**Stated goal:**
Exactly repeat the material, dropping every picture from the copy.

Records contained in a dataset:

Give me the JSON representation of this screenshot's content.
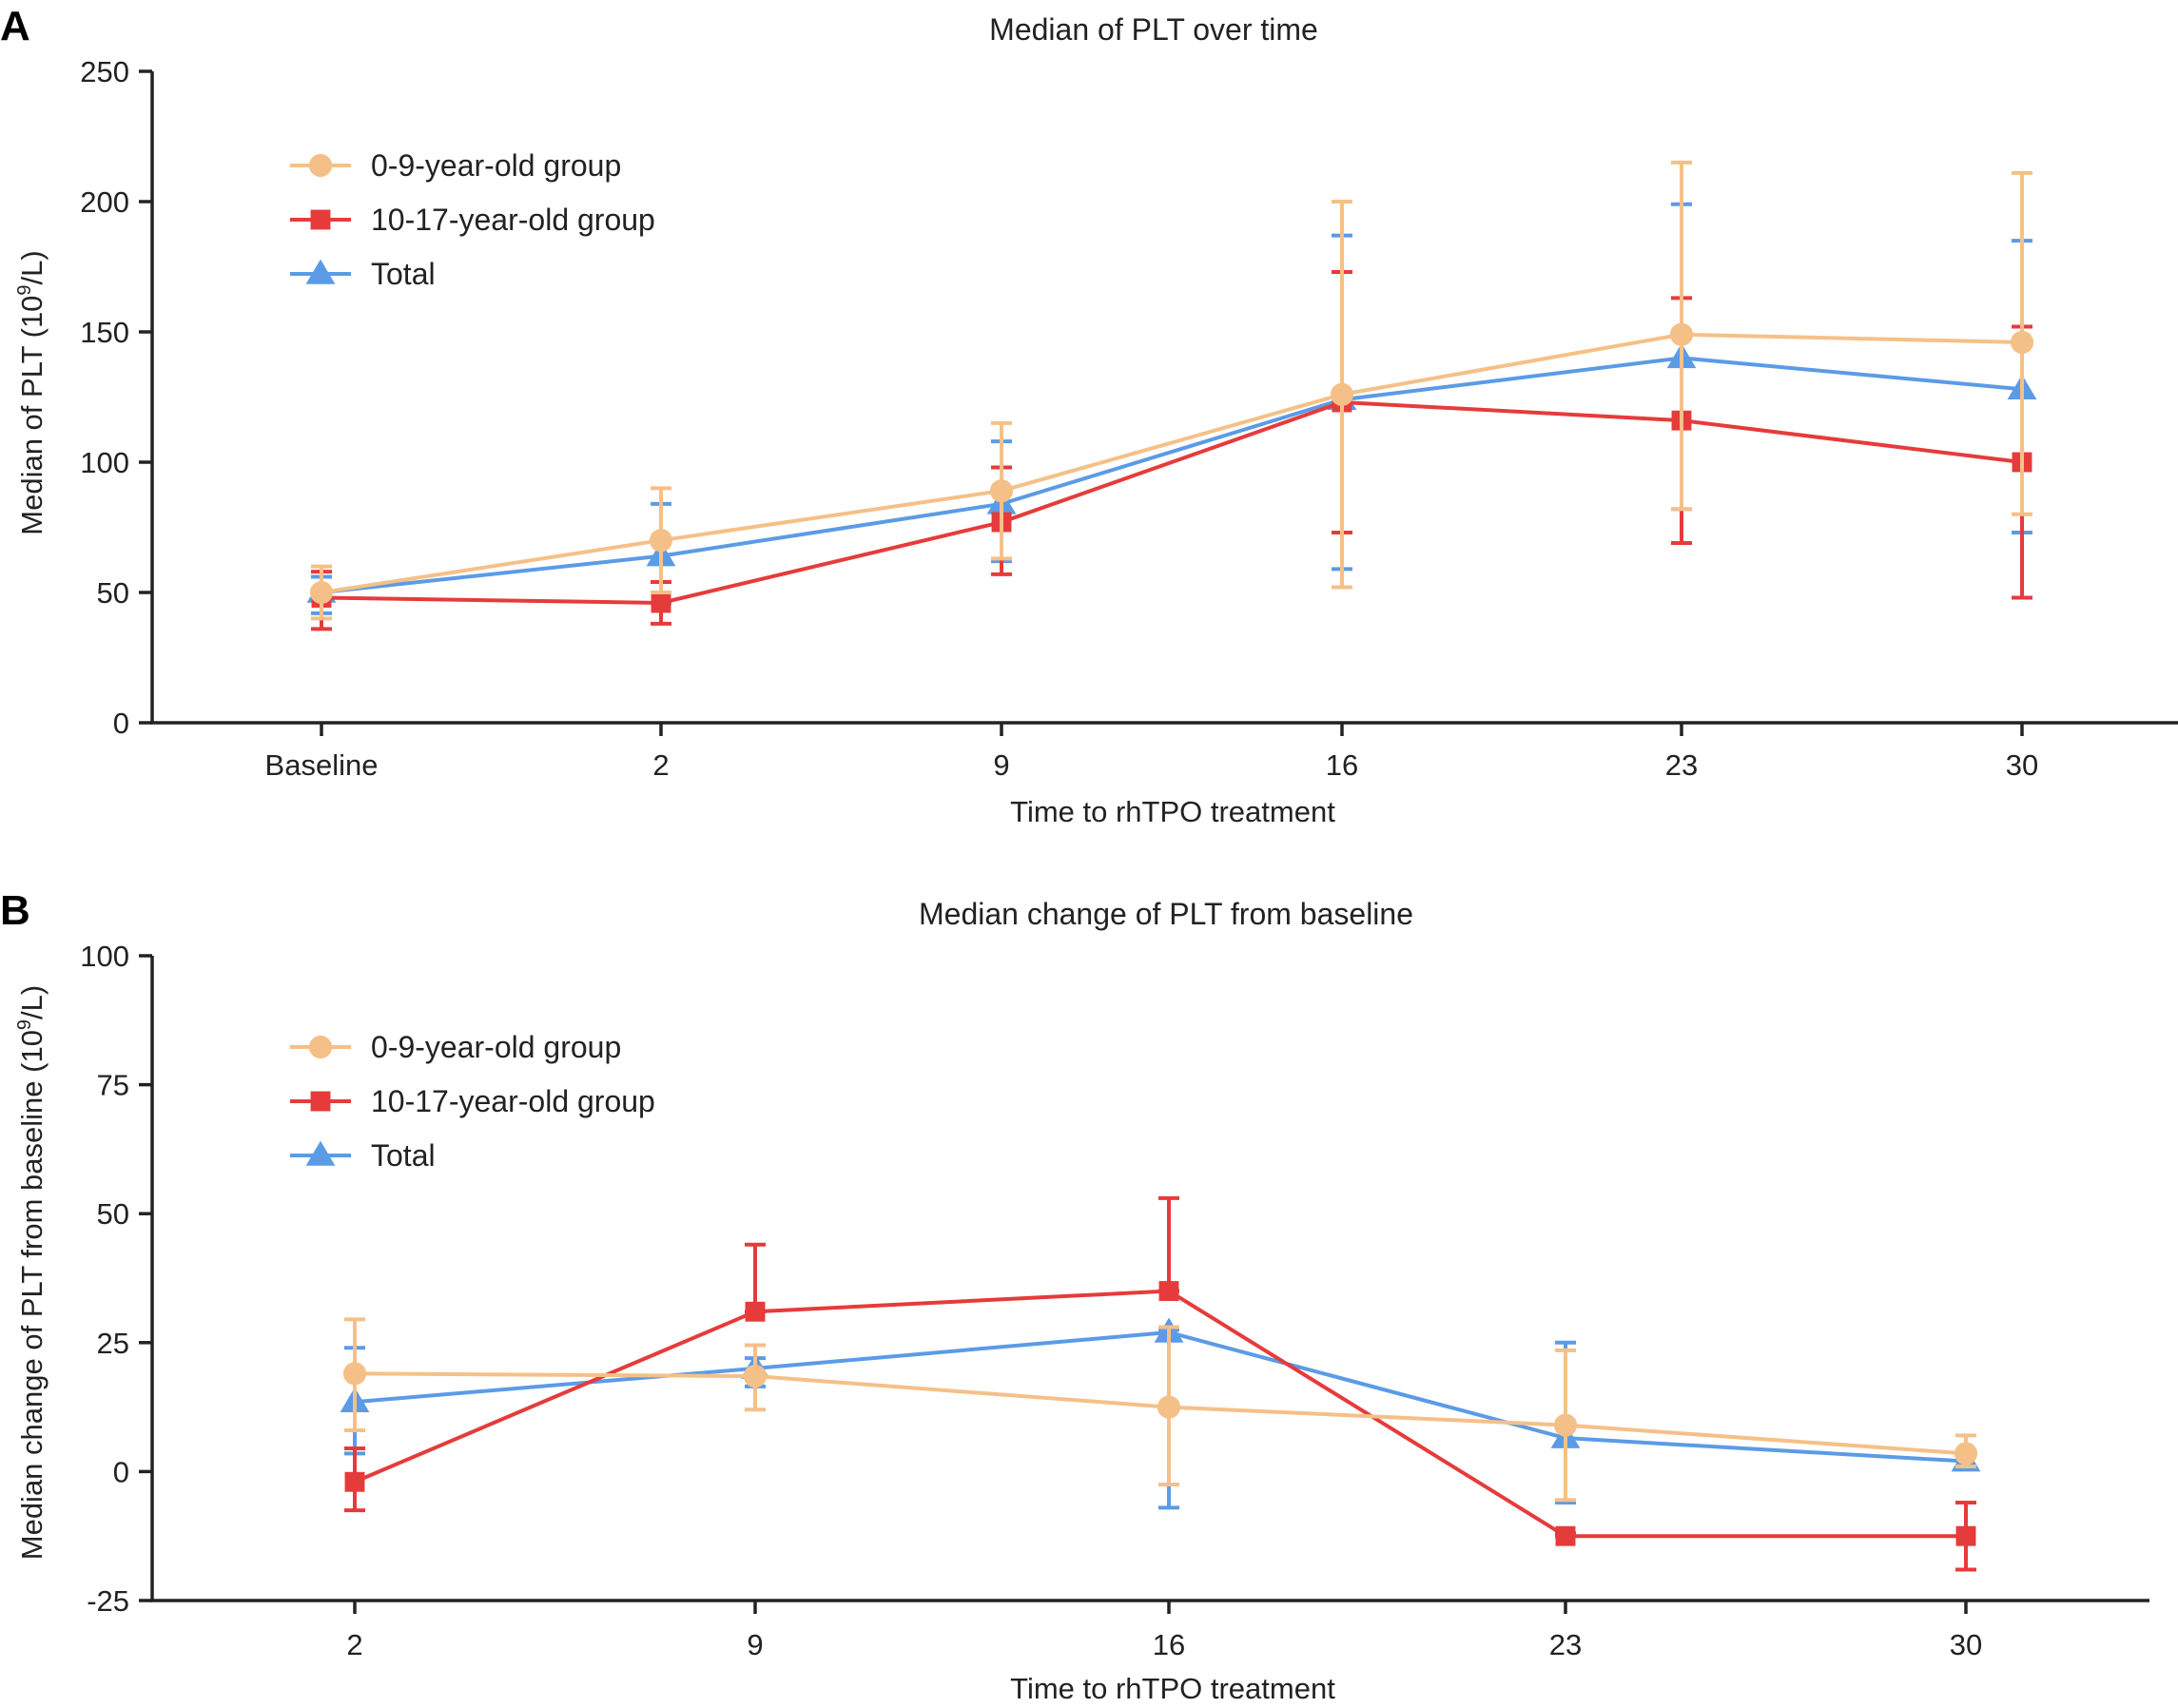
{
  "colors": {
    "group_0_9": "#F5C087",
    "group_10_17": "#E63B3B",
    "total": "#5B9BE6",
    "axis": "#222222"
  },
  "chart_data": [
    {
      "type": "line",
      "panel": "A",
      "title": "Median of PLT over time",
      "xlabel": "Time to rhTPO treatment",
      "ylabel": "Median of PLT (10⁹/L)",
      "categories": [
        "Baseline",
        "2",
        "9",
        "16",
        "23",
        "30"
      ],
      "ylim": [
        0,
        250
      ],
      "yticks": [
        "0",
        "50",
        "100",
        "150",
        "200",
        "250"
      ],
      "legend_position": "top-left",
      "series": [
        {
          "name": "0-9-year-old group",
          "marker": "circle",
          "color": "#F5C087",
          "values": [
            50,
            70,
            89,
            126,
            149,
            146
          ],
          "err_high": [
            60,
            90,
            115,
            200,
            215,
            211
          ],
          "err_low": [
            40,
            50,
            63,
            52,
            82,
            80
          ]
        },
        {
          "name": "10-17-year-old group",
          "marker": "square",
          "color": "#E63B3B",
          "values": [
            48,
            46,
            77,
            123,
            116,
            100
          ],
          "err_high": [
            58,
            54,
            98,
            173,
            163,
            152
          ],
          "err_low": [
            36,
            38,
            57,
            73,
            69,
            48
          ]
        },
        {
          "name": "Total",
          "marker": "triangle",
          "color": "#5B9BE6",
          "values": [
            50,
            64,
            84,
            124,
            140,
            128
          ],
          "err_high": [
            56,
            84,
            108,
            187,
            199,
            185
          ],
          "err_low": [
            42,
            46,
            62,
            59,
            82,
            73
          ]
        }
      ]
    },
    {
      "type": "line",
      "panel": "B",
      "title": "Median change of PLT from baseline",
      "xlabel": "Time to rhTPO treatment",
      "ylabel": "Median change of PLT from baseline (10⁹/L)",
      "categories": [
        "2",
        "9",
        "16",
        "23",
        "30"
      ],
      "ylim": [
        -25,
        100
      ],
      "yticks": [
        "-25",
        "0",
        "25",
        "50",
        "75",
        "100"
      ],
      "legend_position": "top-left",
      "series": [
        {
          "name": "0-9-year-old group",
          "marker": "circle",
          "color": "#F5C087",
          "values": [
            19,
            18.5,
            12.5,
            9,
            3.5
          ],
          "err_high": [
            29.5,
            24.5,
            28,
            23.5,
            7
          ],
          "err_low": [
            8,
            12,
            -2.5,
            -5.5,
            1
          ]
        },
        {
          "name": "10-17-year-old group",
          "marker": "square",
          "color": "#E63B3B",
          "values": [
            -2,
            31,
            35,
            -12.5,
            -12.5
          ],
          "err_high": [
            4.5,
            44,
            53,
            -12,
            -6
          ],
          "err_low": [
            -7.5,
            31,
            35,
            -12.5,
            -19
          ]
        },
        {
          "name": "Total",
          "marker": "triangle",
          "color": "#5B9BE6",
          "values": [
            13.5,
            20,
            27,
            6.5,
            2
          ],
          "err_high": [
            24,
            22,
            27.5,
            25,
            3
          ],
          "err_low": [
            3.5,
            16.5,
            -7,
            -6,
            0.5
          ]
        }
      ]
    }
  ]
}
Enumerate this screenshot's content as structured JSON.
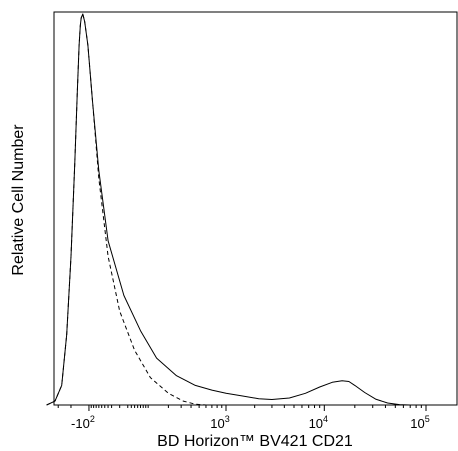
{
  "chart_data": {
    "type": "line",
    "title": "",
    "xlabel": "BD Horizon™ BV421 CD21",
    "ylabel": "Relative Cell Number",
    "x_scale": "biexponential",
    "grid": false,
    "legend": "none",
    "x_ticks": [
      {
        "value": -100,
        "base": "-10",
        "exp": "2"
      },
      {
        "value": 1000,
        "base": "10",
        "exp": "3"
      },
      {
        "value": 10000,
        "base": "10",
        "exp": "4"
      },
      {
        "value": 100000,
        "base": "10",
        "exp": "5"
      }
    ],
    "ylim": [
      0,
      100
    ],
    "series": [
      {
        "style": "solid",
        "x": [
          -420,
          -330,
          -270,
          -230,
          -200,
          -175,
          -160,
          -150,
          -143,
          -138,
          -130,
          -120,
          -105,
          -85,
          -60,
          -30,
          10,
          60,
          130,
          260,
          450,
          700,
          1000,
          1500,
          2200,
          3000,
          4500,
          6500,
          9000,
          12000,
          15000,
          17500,
          20000,
          25000,
          32000,
          42000,
          55000,
          70000
        ],
        "y": [
          0,
          1,
          5,
          18,
          38,
          62,
          80,
          92,
          97,
          99,
          100,
          98,
          92,
          78,
          60,
          42,
          28,
          19,
          12,
          7.5,
          5,
          3.8,
          3,
          2.3,
          1.6,
          1.4,
          1.8,
          3,
          4.6,
          5.8,
          6.2,
          6,
          5,
          3.2,
          1.5,
          0.5,
          0.1,
          0
        ]
      },
      {
        "style": "dashed",
        "x": [
          -420,
          -330,
          -270,
          -230,
          -200,
          -175,
          -160,
          -150,
          -143,
          -138,
          -130,
          -120,
          -105,
          -85,
          -60,
          -30,
          0,
          40,
          100,
          200,
          320,
          450,
          600
        ],
        "y": [
          0,
          1,
          5,
          18,
          38,
          62,
          80,
          92,
          97,
          99,
          100,
          98,
          92,
          78,
          58,
          38,
          24,
          14,
          7,
          3,
          1,
          0.2,
          0
        ]
      }
    ]
  }
}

**Task result:**
Give me the JSON representation of this screenshot's content.
{
  "colors": {
    "group_0_9": "#F5C087",
    "group_10_17": "#E63B3B",
    "total": "#5B9BE6",
    "axis": "#222222"
  },
  "chart_data": [
    {
      "type": "line",
      "panel": "A",
      "title": "Median of PLT over time",
      "xlabel": "Time to rhTPO treatment",
      "ylabel": "Median of PLT (10⁹/L)",
      "categories": [
        "Baseline",
        "2",
        "9",
        "16",
        "23",
        "30"
      ],
      "ylim": [
        0,
        250
      ],
      "yticks": [
        "0",
        "50",
        "100",
        "150",
        "200",
        "250"
      ],
      "legend_position": "top-left",
      "series": [
        {
          "name": "0-9-year-old group",
          "marker": "circle",
          "color": "#F5C087",
          "values": [
            50,
            70,
            89,
            126,
            149,
            146
          ],
          "err_high": [
            60,
            90,
            115,
            200,
            215,
            211
          ],
          "err_low": [
            40,
            50,
            63,
            52,
            82,
            80
          ]
        },
        {
          "name": "10-17-year-old group",
          "marker": "square",
          "color": "#E63B3B",
          "values": [
            48,
            46,
            77,
            123,
            116,
            100
          ],
          "err_high": [
            58,
            54,
            98,
            173,
            163,
            152
          ],
          "err_low": [
            36,
            38,
            57,
            73,
            69,
            48
          ]
        },
        {
          "name": "Total",
          "marker": "triangle",
          "color": "#5B9BE6",
          "values": [
            50,
            64,
            84,
            124,
            140,
            128
          ],
          "err_high": [
            56,
            84,
            108,
            187,
            199,
            185
          ],
          "err_low": [
            42,
            46,
            62,
            59,
            82,
            73
          ]
        }
      ]
    },
    {
      "type": "line",
      "panel": "B",
      "title": "Median change of PLT from baseline",
      "xlabel": "Time to rhTPO treatment",
      "ylabel": "Median change of PLT from baseline (10⁹/L)",
      "categories": [
        "2",
        "9",
        "16",
        "23",
        "30"
      ],
      "ylim": [
        -25,
        100
      ],
      "yticks": [
        "-25",
        "0",
        "25",
        "50",
        "75",
        "100"
      ],
      "legend_position": "top-left",
      "series": [
        {
          "name": "0-9-year-old group",
          "marker": "circle",
          "color": "#F5C087",
          "values": [
            19,
            18.5,
            12.5,
            9,
            3.5
          ],
          "err_high": [
            29.5,
            24.5,
            28,
            23.5,
            7
          ],
          "err_low": [
            8,
            12,
            -2.5,
            -5.5,
            1
          ]
        },
        {
          "name": "10-17-year-old group",
          "marker": "square",
          "color": "#E63B3B",
          "values": [
            -2,
            31,
            35,
            -12.5,
            -12.5
          ],
          "err_high": [
            4.5,
            44,
            53,
            -12,
            -6
          ],
          "err_low": [
            -7.5,
            31,
            35,
            -12.5,
            -19
          ]
        },
        {
          "name": "Total",
          "marker": "triangle",
          "color": "#5B9BE6",
          "values": [
            13.5,
            20,
            27,
            6.5,
            2
          ],
          "err_high": [
            24,
            22,
            27.5,
            25,
            3
          ],
          "err_low": [
            3.5,
            16.5,
            -7,
            -6,
            0.5
          ]
        }
      ]
    }
  ]
}
Enumerate this screenshot's content as structured JSON.
{
  "chart_data": {
    "type": "line",
    "title": "",
    "xlabel": "BD Horizon™ BV421 CD21",
    "ylabel": "Relative Cell Number",
    "x_scale": "biexponential",
    "grid": false,
    "legend": "none",
    "x_ticks": [
      {
        "value": -100,
        "base": "-10",
        "exp": "2"
      },
      {
        "value": 1000,
        "base": "10",
        "exp": "3"
      },
      {
        "value": 10000,
        "base": "10",
        "exp": "4"
      },
      {
        "value": 100000,
        "base": "10",
        "exp": "5"
      }
    ],
    "ylim": [
      0,
      100
    ],
    "series": [
      {
        "style": "solid",
        "x": [
          -420,
          -330,
          -270,
          -230,
          -200,
          -175,
          -160,
          -150,
          -143,
          -138,
          -130,
          -120,
          -105,
          -85,
          -60,
          -30,
          10,
          60,
          130,
          260,
          450,
          700,
          1000,
          1500,
          2200,
          3000,
          4500,
          6500,
          9000,
          12000,
          15000,
          17500,
          20000,
          25000,
          32000,
          42000,
          55000,
          70000
        ],
        "y": [
          0,
          1,
          5,
          18,
          38,
          62,
          80,
          92,
          97,
          99,
          100,
          98,
          92,
          78,
          60,
          42,
          28,
          19,
          12,
          7.5,
          5,
          3.8,
          3,
          2.3,
          1.6,
          1.4,
          1.8,
          3,
          4.6,
          5.8,
          6.2,
          6,
          5,
          3.2,
          1.5,
          0.5,
          0.1,
          0
        ]
      },
      {
        "style": "dashed",
        "x": [
          -420,
          -330,
          -270,
          -230,
          -200,
          -175,
          -160,
          -150,
          -143,
          -138,
          -130,
          -120,
          -105,
          -85,
          -60,
          -30,
          0,
          40,
          100,
          200,
          320,
          450,
          600
        ],
        "y": [
          0,
          1,
          5,
          18,
          38,
          62,
          80,
          92,
          97,
          99,
          100,
          98,
          92,
          78,
          58,
          38,
          24,
          14,
          7,
          3,
          1,
          0.2,
          0
        ]
      }
    ]
  }
}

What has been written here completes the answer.